Instruction: Check each line of the records for "text"; collect those that have it.

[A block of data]
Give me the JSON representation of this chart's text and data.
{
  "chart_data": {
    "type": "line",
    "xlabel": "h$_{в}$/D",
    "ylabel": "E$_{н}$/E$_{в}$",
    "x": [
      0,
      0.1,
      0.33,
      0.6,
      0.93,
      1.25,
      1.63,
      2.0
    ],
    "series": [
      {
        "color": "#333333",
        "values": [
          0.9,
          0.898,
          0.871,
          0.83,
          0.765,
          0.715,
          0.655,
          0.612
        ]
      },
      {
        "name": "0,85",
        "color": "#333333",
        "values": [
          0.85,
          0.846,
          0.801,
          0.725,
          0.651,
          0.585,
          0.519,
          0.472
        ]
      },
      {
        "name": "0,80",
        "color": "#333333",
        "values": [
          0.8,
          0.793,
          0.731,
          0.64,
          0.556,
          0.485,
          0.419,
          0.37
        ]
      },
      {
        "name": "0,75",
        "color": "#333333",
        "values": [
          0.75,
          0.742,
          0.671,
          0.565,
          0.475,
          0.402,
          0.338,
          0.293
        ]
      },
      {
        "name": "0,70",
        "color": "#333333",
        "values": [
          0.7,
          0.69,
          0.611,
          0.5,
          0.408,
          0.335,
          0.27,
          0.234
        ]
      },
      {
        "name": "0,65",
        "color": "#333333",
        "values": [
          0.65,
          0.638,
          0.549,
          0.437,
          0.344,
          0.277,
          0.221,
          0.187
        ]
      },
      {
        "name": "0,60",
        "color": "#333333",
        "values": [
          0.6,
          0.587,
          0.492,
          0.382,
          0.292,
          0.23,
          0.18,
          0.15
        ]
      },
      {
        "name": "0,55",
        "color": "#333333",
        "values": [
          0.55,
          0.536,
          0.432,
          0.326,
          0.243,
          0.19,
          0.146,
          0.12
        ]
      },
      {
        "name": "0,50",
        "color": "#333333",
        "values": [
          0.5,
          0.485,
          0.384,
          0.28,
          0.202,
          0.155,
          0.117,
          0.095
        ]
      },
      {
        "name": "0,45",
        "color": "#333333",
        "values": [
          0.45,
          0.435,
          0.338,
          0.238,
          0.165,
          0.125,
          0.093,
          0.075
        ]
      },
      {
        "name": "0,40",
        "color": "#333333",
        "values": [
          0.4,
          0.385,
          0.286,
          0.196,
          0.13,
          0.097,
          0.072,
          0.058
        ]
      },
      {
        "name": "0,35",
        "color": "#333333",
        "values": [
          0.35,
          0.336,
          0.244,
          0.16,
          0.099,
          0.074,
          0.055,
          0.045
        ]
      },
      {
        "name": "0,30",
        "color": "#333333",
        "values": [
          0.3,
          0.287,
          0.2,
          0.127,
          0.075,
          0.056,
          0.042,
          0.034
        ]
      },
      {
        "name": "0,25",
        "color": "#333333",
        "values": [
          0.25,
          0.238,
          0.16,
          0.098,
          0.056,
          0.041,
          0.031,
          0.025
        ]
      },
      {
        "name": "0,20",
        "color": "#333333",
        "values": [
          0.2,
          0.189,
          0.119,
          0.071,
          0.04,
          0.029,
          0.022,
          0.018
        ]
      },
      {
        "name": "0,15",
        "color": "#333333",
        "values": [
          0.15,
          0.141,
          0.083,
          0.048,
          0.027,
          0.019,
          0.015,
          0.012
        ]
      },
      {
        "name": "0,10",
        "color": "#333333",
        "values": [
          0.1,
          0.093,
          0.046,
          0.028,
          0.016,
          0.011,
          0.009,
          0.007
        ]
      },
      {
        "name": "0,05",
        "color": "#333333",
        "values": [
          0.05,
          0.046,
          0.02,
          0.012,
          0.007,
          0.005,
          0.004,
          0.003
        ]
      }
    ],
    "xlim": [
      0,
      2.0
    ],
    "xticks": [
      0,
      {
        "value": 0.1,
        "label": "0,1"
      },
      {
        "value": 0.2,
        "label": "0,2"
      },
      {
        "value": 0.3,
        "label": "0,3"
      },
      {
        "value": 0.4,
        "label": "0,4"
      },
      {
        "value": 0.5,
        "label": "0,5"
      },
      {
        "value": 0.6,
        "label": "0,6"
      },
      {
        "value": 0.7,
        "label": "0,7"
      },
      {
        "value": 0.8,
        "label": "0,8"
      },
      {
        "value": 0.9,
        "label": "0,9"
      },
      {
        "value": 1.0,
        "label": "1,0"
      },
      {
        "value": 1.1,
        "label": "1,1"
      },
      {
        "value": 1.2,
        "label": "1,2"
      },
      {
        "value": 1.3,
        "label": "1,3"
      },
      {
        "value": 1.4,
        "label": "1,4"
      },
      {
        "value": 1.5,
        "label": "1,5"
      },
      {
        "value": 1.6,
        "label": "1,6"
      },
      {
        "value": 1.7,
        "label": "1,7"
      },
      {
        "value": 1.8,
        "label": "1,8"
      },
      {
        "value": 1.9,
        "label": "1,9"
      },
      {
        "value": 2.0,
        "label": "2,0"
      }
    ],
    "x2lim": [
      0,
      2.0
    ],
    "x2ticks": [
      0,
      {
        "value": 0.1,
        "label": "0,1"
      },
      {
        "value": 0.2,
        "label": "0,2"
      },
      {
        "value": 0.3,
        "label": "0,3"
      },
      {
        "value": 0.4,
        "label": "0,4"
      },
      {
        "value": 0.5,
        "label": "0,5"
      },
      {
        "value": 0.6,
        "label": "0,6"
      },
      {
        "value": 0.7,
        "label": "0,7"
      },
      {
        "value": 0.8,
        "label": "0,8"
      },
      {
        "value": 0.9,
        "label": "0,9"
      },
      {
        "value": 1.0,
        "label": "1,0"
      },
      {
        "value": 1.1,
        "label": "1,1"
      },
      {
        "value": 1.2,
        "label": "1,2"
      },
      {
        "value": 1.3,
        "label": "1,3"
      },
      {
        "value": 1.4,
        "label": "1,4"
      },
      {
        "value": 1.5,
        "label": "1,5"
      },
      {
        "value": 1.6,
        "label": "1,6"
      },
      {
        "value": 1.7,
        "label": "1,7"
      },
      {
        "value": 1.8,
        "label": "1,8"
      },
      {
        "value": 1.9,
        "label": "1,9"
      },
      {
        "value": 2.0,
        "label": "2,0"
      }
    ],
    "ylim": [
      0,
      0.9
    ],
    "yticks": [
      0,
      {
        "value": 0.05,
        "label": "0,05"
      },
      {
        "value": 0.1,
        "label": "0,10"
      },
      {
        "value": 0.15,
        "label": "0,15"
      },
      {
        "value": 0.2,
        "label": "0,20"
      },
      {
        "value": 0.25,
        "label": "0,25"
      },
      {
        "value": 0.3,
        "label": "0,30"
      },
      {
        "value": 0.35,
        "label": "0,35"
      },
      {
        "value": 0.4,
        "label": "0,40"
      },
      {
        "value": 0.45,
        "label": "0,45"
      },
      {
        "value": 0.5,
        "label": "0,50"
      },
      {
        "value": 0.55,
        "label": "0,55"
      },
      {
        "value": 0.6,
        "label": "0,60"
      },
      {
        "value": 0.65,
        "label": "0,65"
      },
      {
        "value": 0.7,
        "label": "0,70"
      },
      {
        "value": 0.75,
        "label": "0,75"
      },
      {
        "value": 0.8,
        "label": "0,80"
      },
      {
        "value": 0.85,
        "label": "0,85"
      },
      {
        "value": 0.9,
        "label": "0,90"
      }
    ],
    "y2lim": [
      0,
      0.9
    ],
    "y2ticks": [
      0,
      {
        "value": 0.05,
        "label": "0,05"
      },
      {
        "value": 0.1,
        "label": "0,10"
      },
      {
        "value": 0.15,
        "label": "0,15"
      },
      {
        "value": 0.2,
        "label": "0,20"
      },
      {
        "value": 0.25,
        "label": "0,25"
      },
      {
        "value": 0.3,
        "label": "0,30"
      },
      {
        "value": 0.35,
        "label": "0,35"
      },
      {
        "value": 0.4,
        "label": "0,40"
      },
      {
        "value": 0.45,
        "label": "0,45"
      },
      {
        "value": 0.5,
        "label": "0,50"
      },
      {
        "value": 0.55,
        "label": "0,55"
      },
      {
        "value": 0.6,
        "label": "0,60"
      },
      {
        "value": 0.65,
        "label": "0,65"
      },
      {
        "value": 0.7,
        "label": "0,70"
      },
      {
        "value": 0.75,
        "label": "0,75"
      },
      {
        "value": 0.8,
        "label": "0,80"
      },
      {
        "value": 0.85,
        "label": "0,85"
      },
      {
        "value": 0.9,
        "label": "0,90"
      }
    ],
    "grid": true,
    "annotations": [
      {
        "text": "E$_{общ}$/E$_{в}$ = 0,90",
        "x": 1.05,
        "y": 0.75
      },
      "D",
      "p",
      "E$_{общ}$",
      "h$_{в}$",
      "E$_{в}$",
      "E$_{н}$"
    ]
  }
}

Answer:
Give me the JSON representation of this chart's text and data.
        "text": "E$_{общ}$/E$_{в}$ = 0,90",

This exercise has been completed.